─── DATA ROWS

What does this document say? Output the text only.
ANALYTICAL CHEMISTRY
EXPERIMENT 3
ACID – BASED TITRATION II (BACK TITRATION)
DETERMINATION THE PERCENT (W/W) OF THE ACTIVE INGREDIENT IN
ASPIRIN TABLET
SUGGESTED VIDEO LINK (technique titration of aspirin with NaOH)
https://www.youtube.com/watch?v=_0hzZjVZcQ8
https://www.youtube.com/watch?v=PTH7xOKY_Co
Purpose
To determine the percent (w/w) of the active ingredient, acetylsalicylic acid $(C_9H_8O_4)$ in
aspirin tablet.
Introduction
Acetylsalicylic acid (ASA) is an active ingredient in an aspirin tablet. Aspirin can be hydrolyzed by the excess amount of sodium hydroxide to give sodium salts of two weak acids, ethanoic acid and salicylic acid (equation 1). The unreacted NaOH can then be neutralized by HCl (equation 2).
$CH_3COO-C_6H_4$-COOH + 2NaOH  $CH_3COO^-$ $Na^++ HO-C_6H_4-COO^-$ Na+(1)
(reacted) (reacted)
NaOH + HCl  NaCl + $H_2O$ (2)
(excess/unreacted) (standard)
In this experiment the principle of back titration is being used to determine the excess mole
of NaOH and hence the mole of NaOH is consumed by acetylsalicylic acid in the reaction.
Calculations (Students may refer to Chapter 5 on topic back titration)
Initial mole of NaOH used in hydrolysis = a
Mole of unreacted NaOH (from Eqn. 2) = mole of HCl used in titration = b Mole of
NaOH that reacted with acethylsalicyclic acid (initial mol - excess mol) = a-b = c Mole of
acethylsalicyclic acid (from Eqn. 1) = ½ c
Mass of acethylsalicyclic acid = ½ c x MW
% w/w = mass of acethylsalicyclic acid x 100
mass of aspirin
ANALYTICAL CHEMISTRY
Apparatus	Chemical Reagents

──────

Extract all of the data shown above and repeat it verbatim.

■ **RESPONSE**
What does this document say? Output the text only.
ANALYTICAL CHEMISTRY
EXPERIMENT 3
ACID – BASED TITRATION II (BACK TITRATION)
DETERMINATION THE PERCENT (W/W) OF THE ACTIVE INGREDIENT IN
ASPIRIN TABLET
SUGGESTED VIDEO LINK (technique titration of aspirin with NaOH)
https://www.youtube.com/watch?v=_0hzZjVZcQ8
https://www.youtube.com/watch?v=PTH7xOKY_Co
Purpose
To determine the percent (w/w) of the active ingredient, acetylsalicylic acid $(C_9H_8O_4)$ in
aspirin tablet.
Introduction
Acetylsalicylic acid (ASA) is an active ingredient in an aspirin tablet. Aspirin can be hydrolyzed by the excess amount of sodium hydroxide to give sodium salts of two weak acids, ethanoic acid and salicylic acid (equation 1). The unreacted NaOH can then be neutralized by HCl (equation 2).
$CH_3COO-C_6H_4$-COOH + 2NaOH  $CH_3COO^-$ $Na^++ HO-C_6H_4-COO^-$ Na+(1)
(reacted) (reacted)
NaOH + HCl  NaCl + $H_2O$ (2)
(excess/unreacted) (standard)
In this experiment the principle of back titration is being used to determine the excess mole
of NaOH and hence the mole of NaOH is consumed by acetylsalicylic acid in the reaction.
Calculations (Students may refer to Chapter 5 on topic back titration)
Initial mole of NaOH used in hydrolysis = a
Mole of unreacted NaOH (from Eqn. 2) = mole of HCl used in titration = b Mole of
NaOH that reacted with acethylsalicyclic acid (initial mol - excess mol) = a-b = c Mole of
acethylsalicyclic acid (from Eqn. 1) = ½ c
Mass of acethylsalicyclic acid = ½ c x MW
% w/w = mass of acethylsalicyclic acid x 100
mass of aspirin
ANALYTICAL CHEMISTRY
Apparatus	Chemical Reagents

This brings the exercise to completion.